▸ WRITTEN REQUEST
Set each record down exactly, excluding all images.

(Rows from a figure dataset)
##########

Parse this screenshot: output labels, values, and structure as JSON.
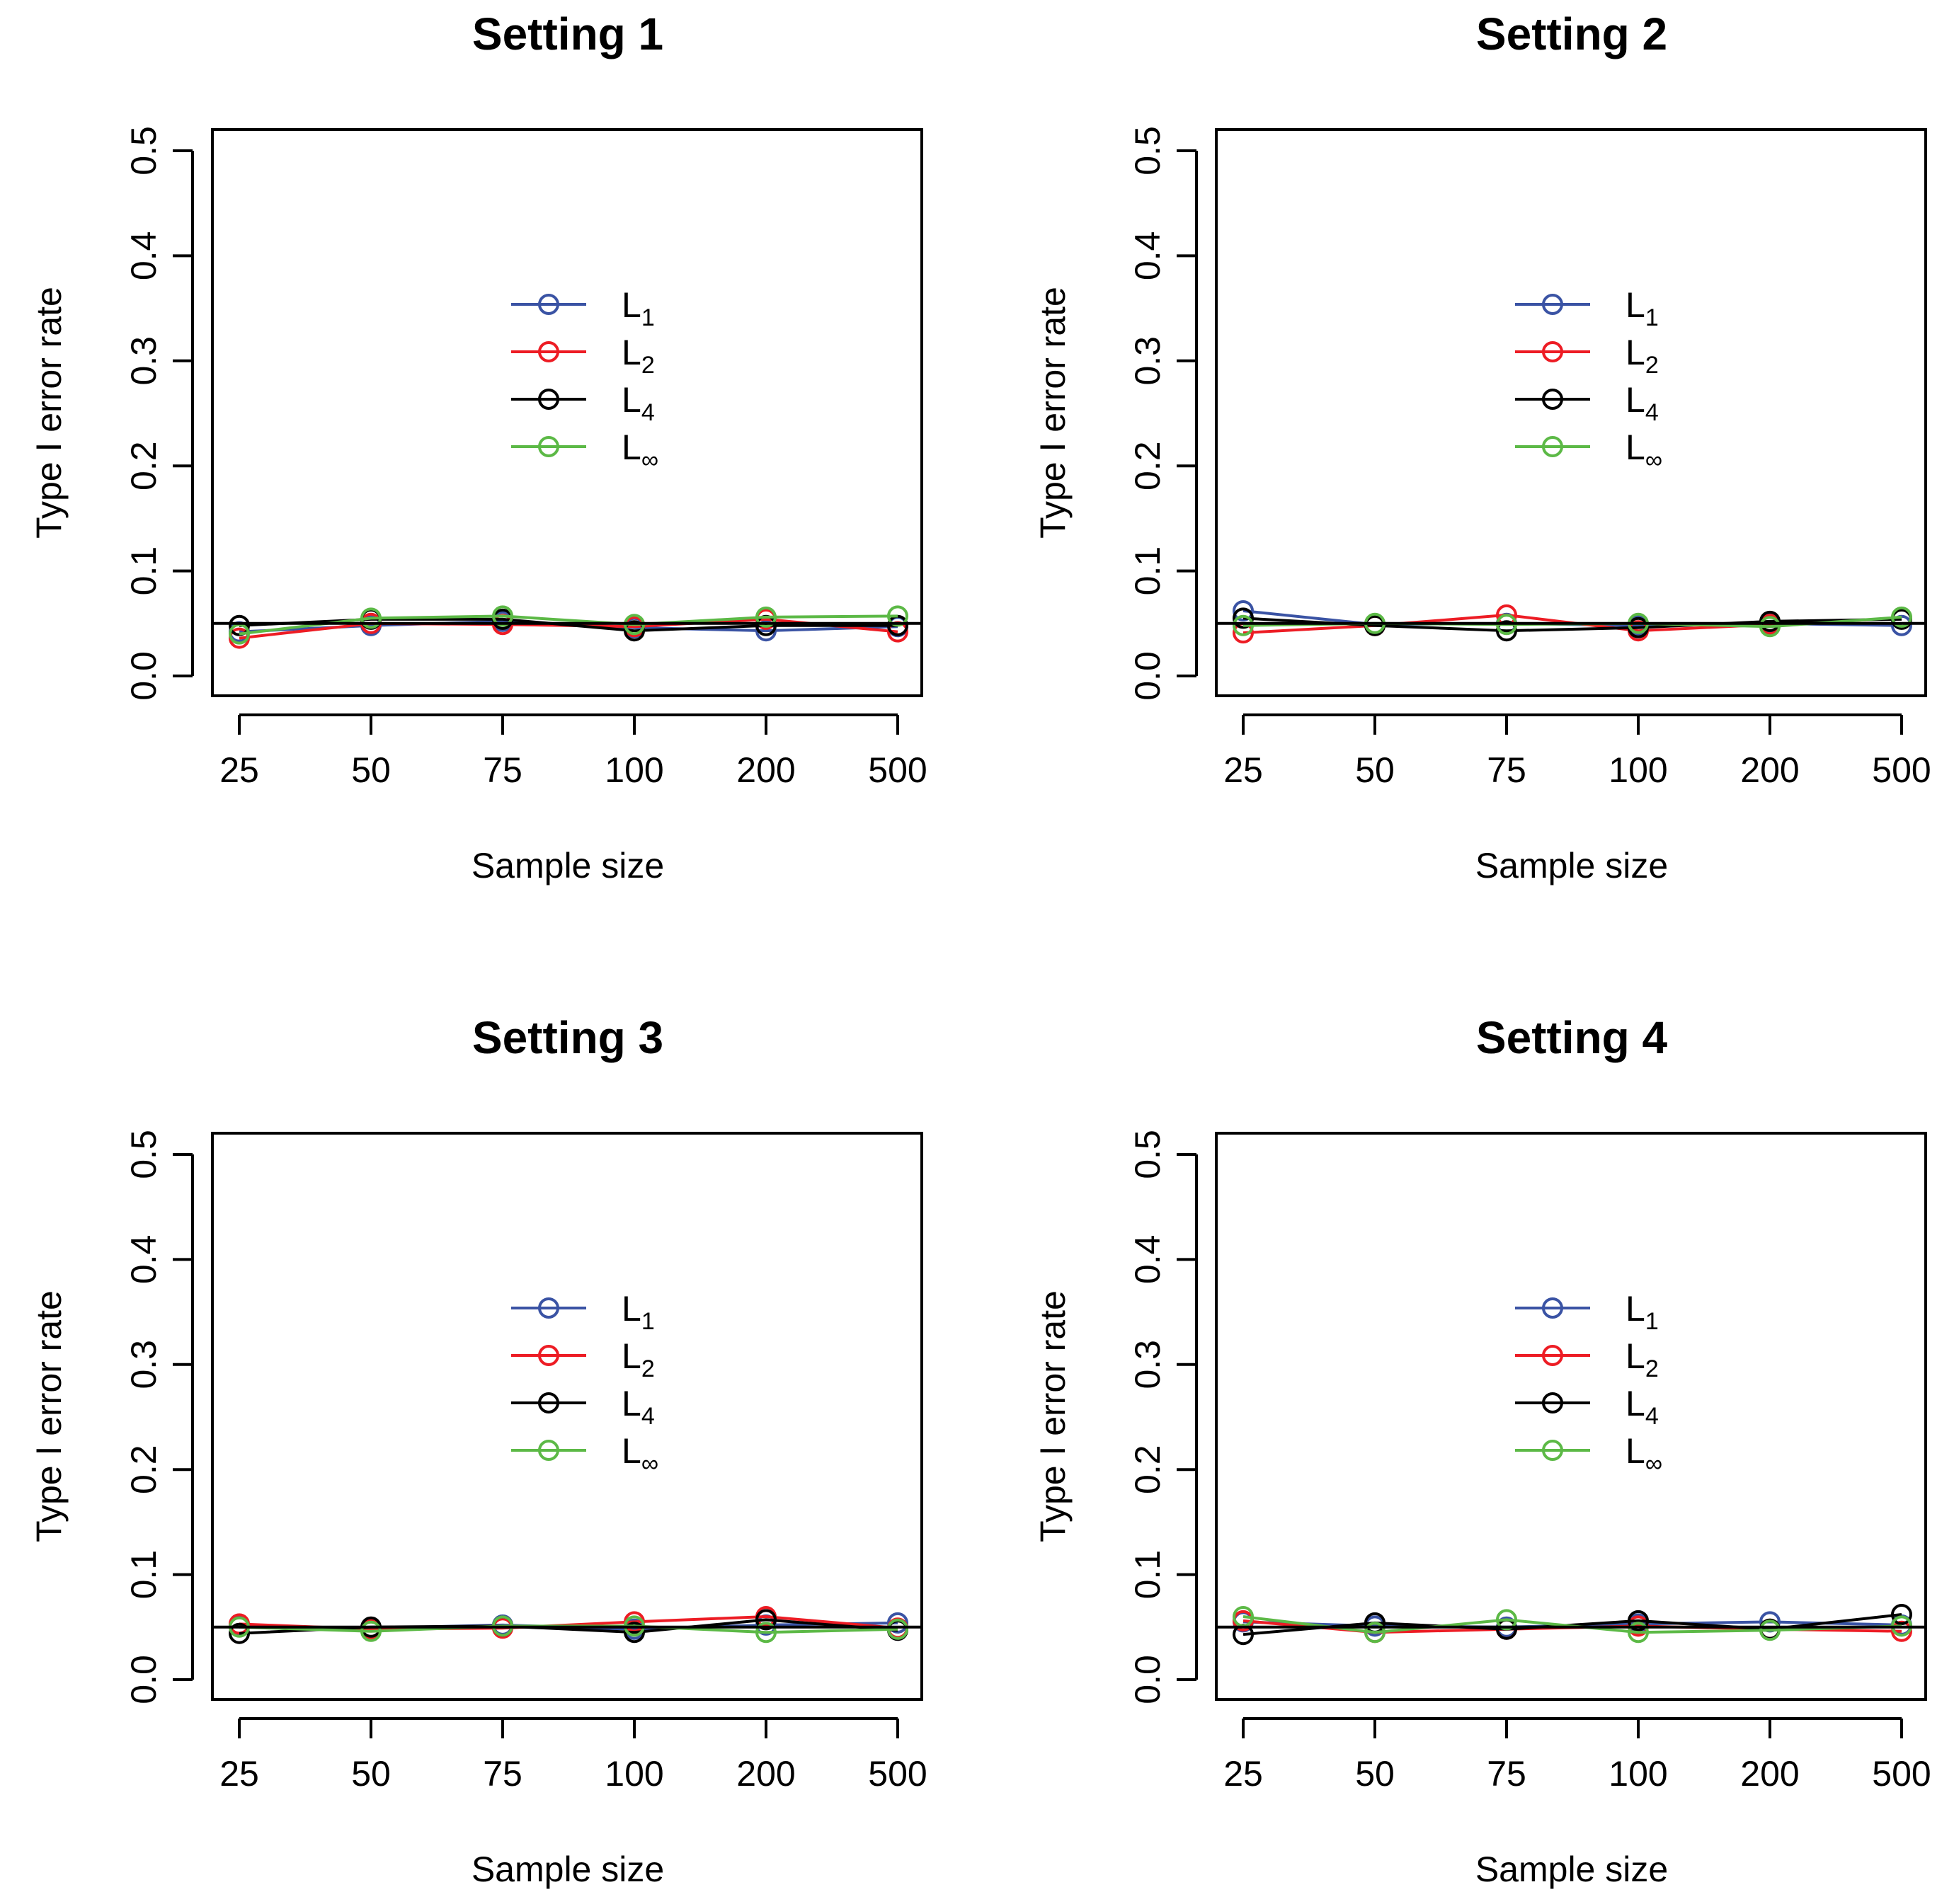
{
  "figure": {
    "layout": "2x2 grid"
  },
  "colors": {
    "L1": "#3a53a4",
    "L2": "#ed1c24",
    "L4": "#000000",
    "Linf": "#5cb946",
    "reference": "#000000"
  },
  "legend_template": [
    {
      "key": "L1",
      "base": "L",
      "sub": "1"
    },
    {
      "key": "L2",
      "base": "L",
      "sub": "2"
    },
    {
      "key": "L4",
      "base": "L",
      "sub": "4"
    },
    {
      "key": "Linf",
      "base": "L",
      "sub": "∞"
    }
  ],
  "chart_data": [
    {
      "type": "line",
      "title": "Setting 1",
      "xlabel": "Sample size",
      "ylabel": "Type I error rate",
      "categories": [
        "25",
        "50",
        "75",
        "100",
        "200",
        "500"
      ],
      "yticks": [
        "0.0",
        "0.1",
        "0.2",
        "0.3",
        "0.4",
        "0.5"
      ],
      "ylim": [
        0,
        0.5
      ],
      "reference_line": 0.05,
      "legend_position": "center",
      "series": [
        {
          "key": "L1",
          "name": "L1",
          "values": [
            0.042,
            0.048,
            0.052,
            0.046,
            0.043,
            0.047
          ]
        },
        {
          "key": "L2",
          "name": "L2",
          "values": [
            0.036,
            0.05,
            0.049,
            0.047,
            0.054,
            0.042
          ]
        },
        {
          "key": "L4",
          "name": "L4",
          "values": [
            0.048,
            0.054,
            0.054,
            0.043,
            0.048,
            0.048
          ]
        },
        {
          "key": "Linf",
          "name": "L∞",
          "values": [
            0.04,
            0.055,
            0.057,
            0.049,
            0.056,
            0.057
          ]
        }
      ]
    },
    {
      "type": "line",
      "title": "Setting 2",
      "xlabel": "Sample size",
      "ylabel": "Type I error rate",
      "categories": [
        "25",
        "50",
        "75",
        "100",
        "200",
        "500"
      ],
      "yticks": [
        "0.0",
        "0.1",
        "0.2",
        "0.3",
        "0.4",
        "0.5"
      ],
      "ylim": [
        0,
        0.5
      ],
      "reference_line": 0.05,
      "legend_position": "center",
      "series": [
        {
          "key": "L1",
          "name": "L1",
          "values": [
            0.062,
            0.049,
            0.05,
            0.048,
            0.05,
            0.048
          ]
        },
        {
          "key": "L2",
          "name": "L2",
          "values": [
            0.041,
            0.048,
            0.058,
            0.043,
            0.049,
            0.055
          ]
        },
        {
          "key": "L4",
          "name": "L4",
          "values": [
            0.055,
            0.048,
            0.043,
            0.046,
            0.052,
            0.054
          ]
        },
        {
          "key": "Linf",
          "name": "L∞",
          "values": [
            0.048,
            0.05,
            0.049,
            0.05,
            0.047,
            0.056
          ]
        }
      ]
    },
    {
      "type": "line",
      "title": "Setting 3",
      "xlabel": "Sample size",
      "ylabel": "Type I error rate",
      "categories": [
        "25",
        "50",
        "75",
        "100",
        "200",
        "500"
      ],
      "yticks": [
        "0.0",
        "0.1",
        "0.2",
        "0.3",
        "0.4",
        "0.5"
      ],
      "ylim": [
        0,
        0.5
      ],
      "reference_line": 0.05,
      "legend_position": "center",
      "series": [
        {
          "key": "L1",
          "name": "L1",
          "values": [
            0.051,
            0.049,
            0.052,
            0.048,
            0.052,
            0.054
          ]
        },
        {
          "key": "L2",
          "name": "L2",
          "values": [
            0.053,
            0.048,
            0.049,
            0.055,
            0.06,
            0.049
          ]
        },
        {
          "key": "L4",
          "name": "L4",
          "values": [
            0.044,
            0.05,
            0.051,
            0.045,
            0.057,
            0.047
          ]
        },
        {
          "key": "Linf",
          "name": "L∞",
          "values": [
            0.05,
            0.046,
            0.051,
            0.051,
            0.045,
            0.048
          ]
        }
      ]
    },
    {
      "type": "line",
      "title": "Setting 4",
      "xlabel": "Sample size",
      "ylabel": "Type I error rate",
      "categories": [
        "25",
        "50",
        "75",
        "100",
        "200",
        "500"
      ],
      "yticks": [
        "0.0",
        "0.1",
        "0.2",
        "0.3",
        "0.4",
        "0.5"
      ],
      "ylim": [
        0,
        0.5
      ],
      "reference_line": 0.05,
      "legend_position": "center",
      "series": [
        {
          "key": "L1",
          "name": "L1",
          "values": [
            0.055,
            0.051,
            0.05,
            0.053,
            0.055,
            0.052
          ]
        },
        {
          "key": "L2",
          "name": "L2",
          "values": [
            0.056,
            0.045,
            0.048,
            0.051,
            0.048,
            0.046
          ]
        },
        {
          "key": "L4",
          "name": "L4",
          "values": [
            0.043,
            0.054,
            0.048,
            0.056,
            0.048,
            0.062
          ]
        },
        {
          "key": "Linf",
          "name": "L∞",
          "values": [
            0.06,
            0.045,
            0.057,
            0.045,
            0.047,
            0.051
          ]
        }
      ]
    }
  ]
}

##########

▸ RESPONSE TO THE EXERCISE
Parse this screenshot: output labels, values, and structure as JSON.
{
  "figure": {
    "layout": "2x2 grid"
  },
  "colors": {
    "L1": "#3a53a4",
    "L2": "#ed1c24",
    "L4": "#000000",
    "Linf": "#5cb946",
    "reference": "#000000"
  },
  "legend_template": [
    {
      "key": "L1",
      "base": "L",
      "sub": "1"
    },
    {
      "key": "L2",
      "base": "L",
      "sub": "2"
    },
    {
      "key": "L4",
      "base": "L",
      "sub": "4"
    },
    {
      "key": "Linf",
      "base": "L",
      "sub": "∞"
    }
  ],
  "chart_data": [
    {
      "type": "line",
      "title": "Setting 1",
      "xlabel": "Sample size",
      "ylabel": "Type I error rate",
      "categories": [
        "25",
        "50",
        "75",
        "100",
        "200",
        "500"
      ],
      "yticks": [
        "0.0",
        "0.1",
        "0.2",
        "0.3",
        "0.4",
        "0.5"
      ],
      "ylim": [
        0,
        0.5
      ],
      "reference_line": 0.05,
      "legend_position": "center",
      "series": [
        {
          "key": "L1",
          "name": "L1",
          "values": [
            0.042,
            0.048,
            0.052,
            0.046,
            0.043,
            0.047
          ]
        },
        {
          "key": "L2",
          "name": "L2",
          "values": [
            0.036,
            0.05,
            0.049,
            0.047,
            0.054,
            0.042
          ]
        },
        {
          "key": "L4",
          "name": "L4",
          "values": [
            0.048,
            0.054,
            0.054,
            0.043,
            0.048,
            0.048
          ]
        },
        {
          "key": "Linf",
          "name": "L∞",
          "values": [
            0.04,
            0.055,
            0.057,
            0.049,
            0.056,
            0.057
          ]
        }
      ]
    },
    {
      "type": "line",
      "title": "Setting 2",
      "xlabel": "Sample size",
      "ylabel": "Type I error rate",
      "categories": [
        "25",
        "50",
        "75",
        "100",
        "200",
        "500"
      ],
      "yticks": [
        "0.0",
        "0.1",
        "0.2",
        "0.3",
        "0.4",
        "0.5"
      ],
      "ylim": [
        0,
        0.5
      ],
      "reference_line": 0.05,
      "legend_position": "center",
      "series": [
        {
          "key": "L1",
          "name": "L1",
          "values": [
            0.062,
            0.049,
            0.05,
            0.048,
            0.05,
            0.048
          ]
        },
        {
          "key": "L2",
          "name": "L2",
          "values": [
            0.041,
            0.048,
            0.058,
            0.043,
            0.049,
            0.055
          ]
        },
        {
          "key": "L4",
          "name": "L4",
          "values": [
            0.055,
            0.048,
            0.043,
            0.046,
            0.052,
            0.054
          ]
        },
        {
          "key": "Linf",
          "name": "L∞",
          "values": [
            0.048,
            0.05,
            0.049,
            0.05,
            0.047,
            0.056
          ]
        }
      ]
    },
    {
      "type": "line",
      "title": "Setting 3",
      "xlabel": "Sample size",
      "ylabel": "Type I error rate",
      "categories": [
        "25",
        "50",
        "75",
        "100",
        "200",
        "500"
      ],
      "yticks": [
        "0.0",
        "0.1",
        "0.2",
        "0.3",
        "0.4",
        "0.5"
      ],
      "ylim": [
        0,
        0.5
      ],
      "reference_line": 0.05,
      "legend_position": "center",
      "series": [
        {
          "key": "L1",
          "name": "L1",
          "values": [
            0.051,
            0.049,
            0.052,
            0.048,
            0.052,
            0.054
          ]
        },
        {
          "key": "L2",
          "name": "L2",
          "values": [
            0.053,
            0.048,
            0.049,
            0.055,
            0.06,
            0.049
          ]
        },
        {
          "key": "L4",
          "name": "L4",
          "values": [
            0.044,
            0.05,
            0.051,
            0.045,
            0.057,
            0.047
          ]
        },
        {
          "key": "Linf",
          "name": "L∞",
          "values": [
            0.05,
            0.046,
            0.051,
            0.051,
            0.045,
            0.048
          ]
        }
      ]
    },
    {
      "type": "line",
      "title": "Setting 4",
      "xlabel": "Sample size",
      "ylabel": "Type I error rate",
      "categories": [
        "25",
        "50",
        "75",
        "100",
        "200",
        "500"
      ],
      "yticks": [
        "0.0",
        "0.1",
        "0.2",
        "0.3",
        "0.4",
        "0.5"
      ],
      "ylim": [
        0,
        0.5
      ],
      "reference_line": 0.05,
      "legend_position": "center",
      "series": [
        {
          "key": "L1",
          "name": "L1",
          "values": [
            0.055,
            0.051,
            0.05,
            0.053,
            0.055,
            0.052
          ]
        },
        {
          "key": "L2",
          "name": "L2",
          "values": [
            0.056,
            0.045,
            0.048,
            0.051,
            0.048,
            0.046
          ]
        },
        {
          "key": "L4",
          "name": "L4",
          "values": [
            0.043,
            0.054,
            0.048,
            0.056,
            0.048,
            0.062
          ]
        },
        {
          "key": "Linf",
          "name": "L∞",
          "values": [
            0.06,
            0.045,
            0.057,
            0.045,
            0.047,
            0.051
          ]
        }
      ]
    }
  ]
}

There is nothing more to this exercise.